DATA SUPPLIED =
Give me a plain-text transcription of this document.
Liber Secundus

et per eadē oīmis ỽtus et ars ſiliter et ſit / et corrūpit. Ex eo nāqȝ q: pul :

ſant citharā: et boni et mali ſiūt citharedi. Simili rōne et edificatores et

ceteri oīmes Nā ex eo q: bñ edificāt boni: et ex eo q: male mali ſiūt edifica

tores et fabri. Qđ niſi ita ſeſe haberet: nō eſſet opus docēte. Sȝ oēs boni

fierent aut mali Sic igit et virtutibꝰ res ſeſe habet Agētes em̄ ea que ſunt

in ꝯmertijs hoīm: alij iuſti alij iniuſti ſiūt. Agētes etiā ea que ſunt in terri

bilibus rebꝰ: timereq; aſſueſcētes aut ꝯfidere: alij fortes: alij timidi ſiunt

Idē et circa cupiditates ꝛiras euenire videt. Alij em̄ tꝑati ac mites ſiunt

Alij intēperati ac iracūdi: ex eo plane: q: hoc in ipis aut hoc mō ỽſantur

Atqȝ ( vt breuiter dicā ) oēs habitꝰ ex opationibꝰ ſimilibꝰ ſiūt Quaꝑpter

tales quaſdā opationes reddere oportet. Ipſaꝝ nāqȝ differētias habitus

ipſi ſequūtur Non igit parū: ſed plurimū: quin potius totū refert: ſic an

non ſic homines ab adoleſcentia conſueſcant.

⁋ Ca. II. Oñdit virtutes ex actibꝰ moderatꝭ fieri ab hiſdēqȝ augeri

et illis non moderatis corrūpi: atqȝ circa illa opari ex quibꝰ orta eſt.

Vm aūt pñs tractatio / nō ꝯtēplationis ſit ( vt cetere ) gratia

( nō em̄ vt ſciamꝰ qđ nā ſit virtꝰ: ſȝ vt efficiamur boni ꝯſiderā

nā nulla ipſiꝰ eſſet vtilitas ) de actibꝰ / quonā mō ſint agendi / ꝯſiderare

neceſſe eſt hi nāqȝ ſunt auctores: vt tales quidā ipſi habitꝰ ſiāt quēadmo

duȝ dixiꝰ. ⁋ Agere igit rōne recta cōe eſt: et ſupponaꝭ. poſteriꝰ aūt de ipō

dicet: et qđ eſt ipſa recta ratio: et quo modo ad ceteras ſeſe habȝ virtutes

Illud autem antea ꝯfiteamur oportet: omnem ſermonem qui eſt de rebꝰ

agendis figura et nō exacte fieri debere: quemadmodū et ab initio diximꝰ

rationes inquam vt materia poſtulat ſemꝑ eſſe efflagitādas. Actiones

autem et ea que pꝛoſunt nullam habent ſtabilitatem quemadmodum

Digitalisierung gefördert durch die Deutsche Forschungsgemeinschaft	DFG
==
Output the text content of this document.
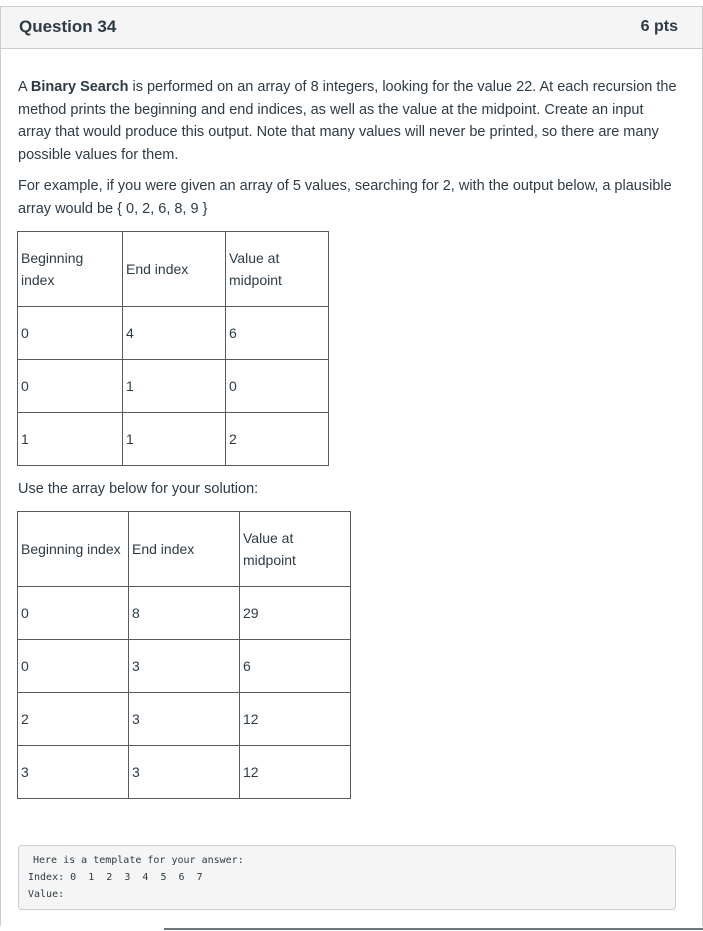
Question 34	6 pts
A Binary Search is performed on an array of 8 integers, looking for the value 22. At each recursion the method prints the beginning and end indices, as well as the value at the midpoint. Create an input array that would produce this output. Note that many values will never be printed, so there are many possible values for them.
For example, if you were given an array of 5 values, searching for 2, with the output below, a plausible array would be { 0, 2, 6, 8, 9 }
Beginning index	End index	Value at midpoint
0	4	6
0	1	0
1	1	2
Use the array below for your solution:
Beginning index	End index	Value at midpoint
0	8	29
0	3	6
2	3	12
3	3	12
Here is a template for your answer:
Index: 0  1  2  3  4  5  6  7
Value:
==
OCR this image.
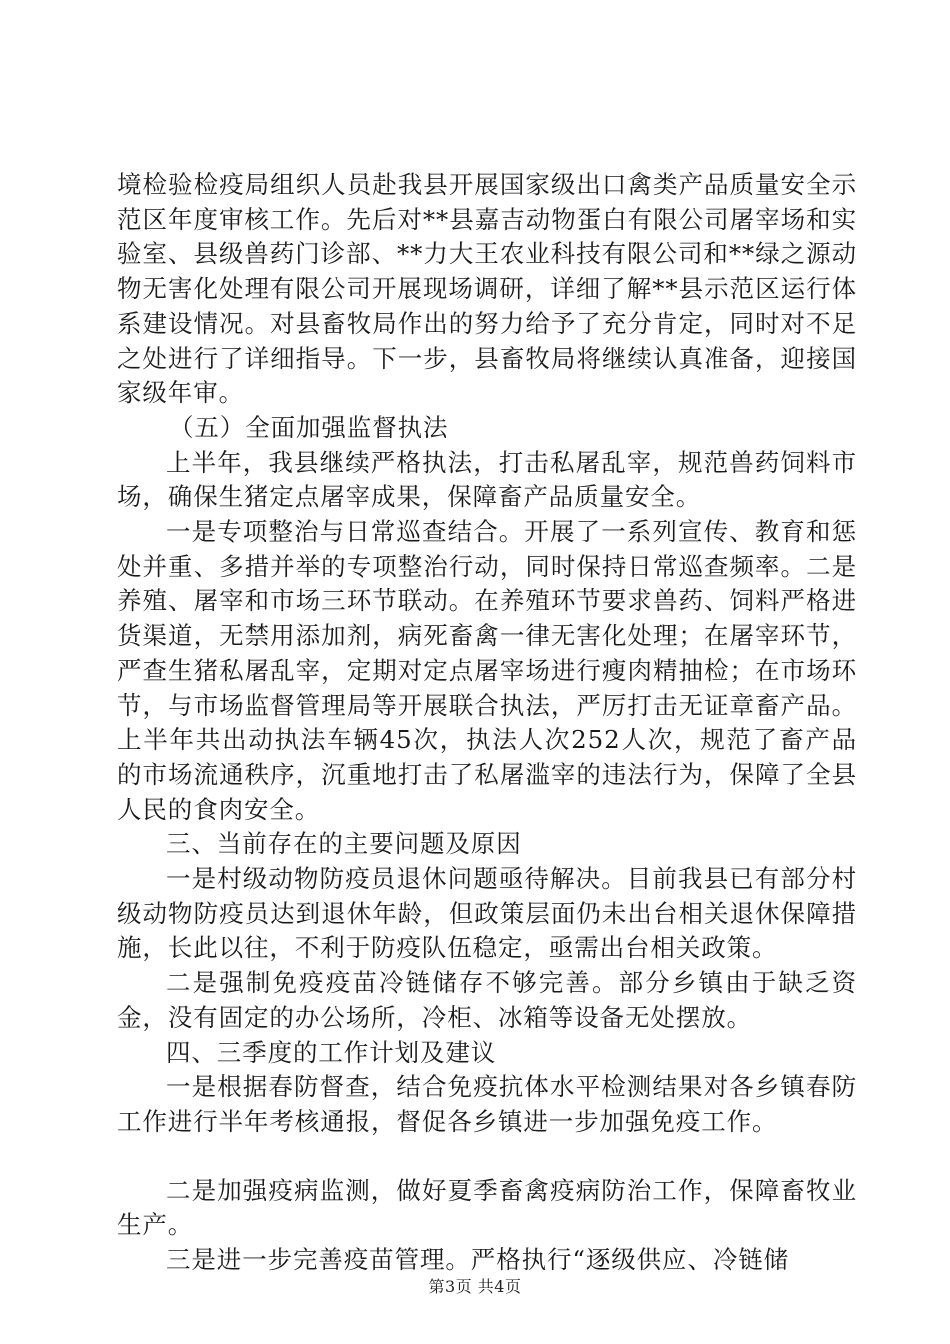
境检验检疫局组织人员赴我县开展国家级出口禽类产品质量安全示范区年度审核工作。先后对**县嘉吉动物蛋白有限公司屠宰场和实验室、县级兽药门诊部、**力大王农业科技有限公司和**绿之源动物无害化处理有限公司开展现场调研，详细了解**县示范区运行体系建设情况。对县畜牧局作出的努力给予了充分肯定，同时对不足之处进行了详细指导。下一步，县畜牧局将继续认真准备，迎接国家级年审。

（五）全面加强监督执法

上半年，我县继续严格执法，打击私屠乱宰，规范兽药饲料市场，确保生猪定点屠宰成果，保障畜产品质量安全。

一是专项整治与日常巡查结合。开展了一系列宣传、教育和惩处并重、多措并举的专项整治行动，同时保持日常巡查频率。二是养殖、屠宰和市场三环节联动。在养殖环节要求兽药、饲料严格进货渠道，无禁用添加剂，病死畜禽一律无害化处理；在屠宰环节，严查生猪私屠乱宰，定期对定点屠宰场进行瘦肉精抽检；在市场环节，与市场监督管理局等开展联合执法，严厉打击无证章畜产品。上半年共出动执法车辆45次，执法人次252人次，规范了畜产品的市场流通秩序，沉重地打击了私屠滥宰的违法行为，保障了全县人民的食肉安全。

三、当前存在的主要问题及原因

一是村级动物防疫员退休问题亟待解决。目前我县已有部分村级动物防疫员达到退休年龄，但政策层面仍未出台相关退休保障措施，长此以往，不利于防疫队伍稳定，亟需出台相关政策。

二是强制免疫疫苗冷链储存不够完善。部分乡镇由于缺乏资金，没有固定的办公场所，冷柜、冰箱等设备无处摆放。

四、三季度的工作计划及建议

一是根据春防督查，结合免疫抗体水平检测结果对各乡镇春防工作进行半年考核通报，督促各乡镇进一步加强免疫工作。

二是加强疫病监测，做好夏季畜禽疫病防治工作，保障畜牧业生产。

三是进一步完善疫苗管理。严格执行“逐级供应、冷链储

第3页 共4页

PROMPT = From the listing above, pick out every line containing "values".

TASK ANSWER =
A Binary Search is performed on an array of 8 integers, looking for the value 22. At each recursion the method prints the beginning and end indices, as well as the value at the midpoint. Create an input array that would produce this output. Note that many values will never be printed, so there are many possible values for them.
For example, if you were given an array of 5 values, searching for 2, with the output below, a plausible array would be { 0, 2, 6, 8, 9 }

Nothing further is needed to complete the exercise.